What you need to do: Read the listing below and copy out every line that holds "renferme".

Material:
+ + + + +

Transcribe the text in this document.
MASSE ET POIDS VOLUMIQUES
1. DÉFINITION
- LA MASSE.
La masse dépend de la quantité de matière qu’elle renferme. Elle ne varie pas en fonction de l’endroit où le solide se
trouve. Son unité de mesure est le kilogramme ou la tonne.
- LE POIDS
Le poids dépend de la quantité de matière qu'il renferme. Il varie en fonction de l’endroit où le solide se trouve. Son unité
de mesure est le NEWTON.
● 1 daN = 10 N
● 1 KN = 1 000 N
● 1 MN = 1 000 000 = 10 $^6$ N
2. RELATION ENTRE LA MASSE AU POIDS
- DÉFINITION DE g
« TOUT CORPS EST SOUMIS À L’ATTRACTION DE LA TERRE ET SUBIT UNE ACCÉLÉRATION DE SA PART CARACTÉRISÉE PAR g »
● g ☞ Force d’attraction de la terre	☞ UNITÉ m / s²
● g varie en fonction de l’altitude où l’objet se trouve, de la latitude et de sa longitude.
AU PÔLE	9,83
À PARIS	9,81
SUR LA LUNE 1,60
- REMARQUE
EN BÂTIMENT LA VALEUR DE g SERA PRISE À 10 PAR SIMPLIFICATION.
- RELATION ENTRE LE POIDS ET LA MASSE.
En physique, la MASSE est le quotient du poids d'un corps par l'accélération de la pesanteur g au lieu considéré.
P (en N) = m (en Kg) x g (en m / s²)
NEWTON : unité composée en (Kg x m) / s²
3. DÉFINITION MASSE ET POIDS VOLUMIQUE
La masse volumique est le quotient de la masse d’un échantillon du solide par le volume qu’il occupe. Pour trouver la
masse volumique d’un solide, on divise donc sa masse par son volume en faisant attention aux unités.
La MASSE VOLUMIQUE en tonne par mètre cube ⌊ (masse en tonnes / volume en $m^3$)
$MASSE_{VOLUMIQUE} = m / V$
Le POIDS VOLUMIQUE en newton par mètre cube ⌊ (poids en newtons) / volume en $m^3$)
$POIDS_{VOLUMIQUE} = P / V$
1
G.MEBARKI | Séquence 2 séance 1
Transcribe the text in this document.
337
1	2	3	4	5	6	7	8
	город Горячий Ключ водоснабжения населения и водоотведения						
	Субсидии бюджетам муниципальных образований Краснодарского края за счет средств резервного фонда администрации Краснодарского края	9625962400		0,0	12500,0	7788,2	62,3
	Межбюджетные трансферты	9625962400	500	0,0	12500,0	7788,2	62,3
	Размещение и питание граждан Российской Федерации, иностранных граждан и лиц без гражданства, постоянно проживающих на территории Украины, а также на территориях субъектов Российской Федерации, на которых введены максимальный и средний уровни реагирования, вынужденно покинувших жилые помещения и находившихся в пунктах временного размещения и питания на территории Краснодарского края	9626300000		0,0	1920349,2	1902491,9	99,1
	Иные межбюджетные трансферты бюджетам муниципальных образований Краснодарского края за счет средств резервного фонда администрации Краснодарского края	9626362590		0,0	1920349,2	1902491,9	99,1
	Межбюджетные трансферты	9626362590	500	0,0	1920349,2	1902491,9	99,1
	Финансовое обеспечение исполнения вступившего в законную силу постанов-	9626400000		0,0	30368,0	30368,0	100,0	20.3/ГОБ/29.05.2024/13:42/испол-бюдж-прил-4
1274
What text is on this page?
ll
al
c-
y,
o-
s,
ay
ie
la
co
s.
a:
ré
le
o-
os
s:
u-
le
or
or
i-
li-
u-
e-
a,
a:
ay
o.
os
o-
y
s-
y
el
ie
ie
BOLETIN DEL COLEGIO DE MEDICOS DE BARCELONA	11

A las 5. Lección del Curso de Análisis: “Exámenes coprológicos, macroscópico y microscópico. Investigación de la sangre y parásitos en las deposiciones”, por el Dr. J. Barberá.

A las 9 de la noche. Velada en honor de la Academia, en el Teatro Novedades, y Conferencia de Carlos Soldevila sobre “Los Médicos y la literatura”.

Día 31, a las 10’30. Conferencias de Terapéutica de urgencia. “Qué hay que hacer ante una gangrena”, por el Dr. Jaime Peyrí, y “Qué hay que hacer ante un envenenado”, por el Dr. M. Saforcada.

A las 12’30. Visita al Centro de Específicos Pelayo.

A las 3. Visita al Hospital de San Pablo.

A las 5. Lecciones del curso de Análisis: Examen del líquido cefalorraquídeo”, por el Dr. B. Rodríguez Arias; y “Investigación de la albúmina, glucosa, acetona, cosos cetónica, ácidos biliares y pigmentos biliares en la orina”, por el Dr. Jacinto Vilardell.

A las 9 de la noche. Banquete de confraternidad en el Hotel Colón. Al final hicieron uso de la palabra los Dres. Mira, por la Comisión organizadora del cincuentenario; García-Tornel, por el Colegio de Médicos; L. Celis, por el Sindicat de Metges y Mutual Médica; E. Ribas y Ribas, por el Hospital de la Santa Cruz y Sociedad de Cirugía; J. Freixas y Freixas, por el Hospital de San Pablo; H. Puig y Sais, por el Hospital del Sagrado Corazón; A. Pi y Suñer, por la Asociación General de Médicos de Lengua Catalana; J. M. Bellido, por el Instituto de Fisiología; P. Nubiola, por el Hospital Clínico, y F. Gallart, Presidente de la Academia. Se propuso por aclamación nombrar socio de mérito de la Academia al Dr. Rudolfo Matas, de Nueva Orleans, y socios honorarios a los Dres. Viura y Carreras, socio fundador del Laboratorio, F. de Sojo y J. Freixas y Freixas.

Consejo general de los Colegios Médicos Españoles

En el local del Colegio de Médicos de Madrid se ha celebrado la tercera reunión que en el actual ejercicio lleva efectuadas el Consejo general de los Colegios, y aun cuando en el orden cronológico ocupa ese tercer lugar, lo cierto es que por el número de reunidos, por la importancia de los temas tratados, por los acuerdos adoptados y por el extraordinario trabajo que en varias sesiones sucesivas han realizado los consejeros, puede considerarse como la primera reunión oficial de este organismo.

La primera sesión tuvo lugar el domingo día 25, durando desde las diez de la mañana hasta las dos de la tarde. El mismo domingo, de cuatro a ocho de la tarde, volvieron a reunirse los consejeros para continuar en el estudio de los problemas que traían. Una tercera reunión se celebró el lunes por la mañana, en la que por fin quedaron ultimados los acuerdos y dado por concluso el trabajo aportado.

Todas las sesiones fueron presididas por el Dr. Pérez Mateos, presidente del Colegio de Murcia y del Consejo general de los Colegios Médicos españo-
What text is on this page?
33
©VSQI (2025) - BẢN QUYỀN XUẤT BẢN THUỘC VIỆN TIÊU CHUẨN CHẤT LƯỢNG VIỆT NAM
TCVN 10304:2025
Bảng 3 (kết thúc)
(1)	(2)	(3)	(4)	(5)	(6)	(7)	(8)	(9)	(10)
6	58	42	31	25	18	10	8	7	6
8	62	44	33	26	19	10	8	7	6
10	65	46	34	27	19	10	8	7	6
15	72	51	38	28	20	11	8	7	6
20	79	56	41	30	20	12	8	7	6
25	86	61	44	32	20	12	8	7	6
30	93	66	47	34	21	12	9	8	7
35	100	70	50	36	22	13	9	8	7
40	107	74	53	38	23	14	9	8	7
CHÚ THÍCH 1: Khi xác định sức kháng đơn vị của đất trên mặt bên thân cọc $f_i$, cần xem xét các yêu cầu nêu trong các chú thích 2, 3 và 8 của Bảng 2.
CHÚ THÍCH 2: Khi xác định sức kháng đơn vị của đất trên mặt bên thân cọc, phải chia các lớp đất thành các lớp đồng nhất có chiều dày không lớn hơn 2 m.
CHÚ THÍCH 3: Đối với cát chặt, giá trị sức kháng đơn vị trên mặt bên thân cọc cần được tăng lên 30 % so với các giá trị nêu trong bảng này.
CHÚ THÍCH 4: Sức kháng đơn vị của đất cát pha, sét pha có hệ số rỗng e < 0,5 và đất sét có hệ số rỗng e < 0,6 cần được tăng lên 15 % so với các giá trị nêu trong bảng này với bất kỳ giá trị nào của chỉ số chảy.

+ + + + +

Finished task:
La masse dépend de la quantité de matière qu’elle renferme. Elle ne varie pas en fonction de l’endroit où le solide se
Le poids dépend de la quantité de matière qu'il renferme. Il varie en fonction de l’endroit où le solide se trouve. Son unité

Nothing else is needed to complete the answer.